* Task to complete:
Using the data below, copy each line that includes the word "close".

* Input for this task:
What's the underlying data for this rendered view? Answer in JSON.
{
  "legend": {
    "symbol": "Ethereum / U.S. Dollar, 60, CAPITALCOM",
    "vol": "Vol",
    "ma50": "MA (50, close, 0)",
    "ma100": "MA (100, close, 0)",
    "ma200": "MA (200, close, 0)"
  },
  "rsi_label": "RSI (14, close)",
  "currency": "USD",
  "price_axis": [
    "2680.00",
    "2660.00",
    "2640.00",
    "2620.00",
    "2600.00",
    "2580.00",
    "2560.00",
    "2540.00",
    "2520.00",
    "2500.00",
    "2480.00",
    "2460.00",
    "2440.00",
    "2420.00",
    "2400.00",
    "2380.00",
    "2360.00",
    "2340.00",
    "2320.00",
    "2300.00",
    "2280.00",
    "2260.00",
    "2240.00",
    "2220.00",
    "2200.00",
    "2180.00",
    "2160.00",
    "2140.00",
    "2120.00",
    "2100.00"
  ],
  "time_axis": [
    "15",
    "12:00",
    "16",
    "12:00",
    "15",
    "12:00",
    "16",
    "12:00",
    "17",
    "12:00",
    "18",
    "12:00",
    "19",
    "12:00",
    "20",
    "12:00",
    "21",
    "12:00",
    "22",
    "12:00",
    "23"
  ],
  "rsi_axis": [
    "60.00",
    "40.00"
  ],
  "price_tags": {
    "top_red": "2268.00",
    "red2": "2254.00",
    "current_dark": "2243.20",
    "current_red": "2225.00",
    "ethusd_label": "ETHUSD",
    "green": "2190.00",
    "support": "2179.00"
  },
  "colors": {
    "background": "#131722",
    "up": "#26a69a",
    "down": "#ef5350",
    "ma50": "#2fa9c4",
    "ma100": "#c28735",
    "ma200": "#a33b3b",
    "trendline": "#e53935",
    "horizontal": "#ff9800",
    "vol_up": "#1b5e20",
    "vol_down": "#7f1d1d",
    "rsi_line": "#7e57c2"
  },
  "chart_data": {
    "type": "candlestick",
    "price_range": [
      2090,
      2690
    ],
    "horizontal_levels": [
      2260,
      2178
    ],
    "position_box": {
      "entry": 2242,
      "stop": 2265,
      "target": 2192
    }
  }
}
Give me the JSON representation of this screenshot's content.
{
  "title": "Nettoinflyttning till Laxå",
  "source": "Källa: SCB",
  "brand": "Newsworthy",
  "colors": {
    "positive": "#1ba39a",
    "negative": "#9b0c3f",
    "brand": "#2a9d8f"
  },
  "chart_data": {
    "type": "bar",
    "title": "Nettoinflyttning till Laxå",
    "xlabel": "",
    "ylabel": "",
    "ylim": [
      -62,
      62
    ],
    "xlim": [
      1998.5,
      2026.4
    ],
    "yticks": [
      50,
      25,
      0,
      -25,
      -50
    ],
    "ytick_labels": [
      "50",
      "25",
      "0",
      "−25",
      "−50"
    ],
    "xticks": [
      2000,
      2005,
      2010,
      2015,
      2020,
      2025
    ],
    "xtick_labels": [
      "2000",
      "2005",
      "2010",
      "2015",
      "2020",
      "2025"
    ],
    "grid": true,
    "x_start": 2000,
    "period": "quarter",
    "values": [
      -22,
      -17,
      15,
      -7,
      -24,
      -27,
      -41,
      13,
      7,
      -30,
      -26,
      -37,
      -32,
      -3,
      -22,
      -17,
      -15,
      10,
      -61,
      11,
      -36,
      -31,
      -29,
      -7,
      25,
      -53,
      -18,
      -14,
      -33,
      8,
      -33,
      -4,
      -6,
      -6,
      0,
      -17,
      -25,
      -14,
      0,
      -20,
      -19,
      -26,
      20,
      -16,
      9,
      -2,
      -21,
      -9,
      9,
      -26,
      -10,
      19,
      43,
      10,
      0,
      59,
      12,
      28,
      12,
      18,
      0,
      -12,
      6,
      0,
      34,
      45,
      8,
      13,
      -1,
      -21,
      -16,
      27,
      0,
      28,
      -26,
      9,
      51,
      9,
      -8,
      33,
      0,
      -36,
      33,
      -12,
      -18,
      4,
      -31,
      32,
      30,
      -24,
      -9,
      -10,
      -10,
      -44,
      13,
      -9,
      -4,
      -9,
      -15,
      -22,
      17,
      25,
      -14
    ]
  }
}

* Reply:
    "ma50": "MA (50, close, 0)",
    "ma100": "MA (100, close, 0)",
    "ma200": "MA (200, close, 0)"
  "rsi_label": "RSI (14, close)",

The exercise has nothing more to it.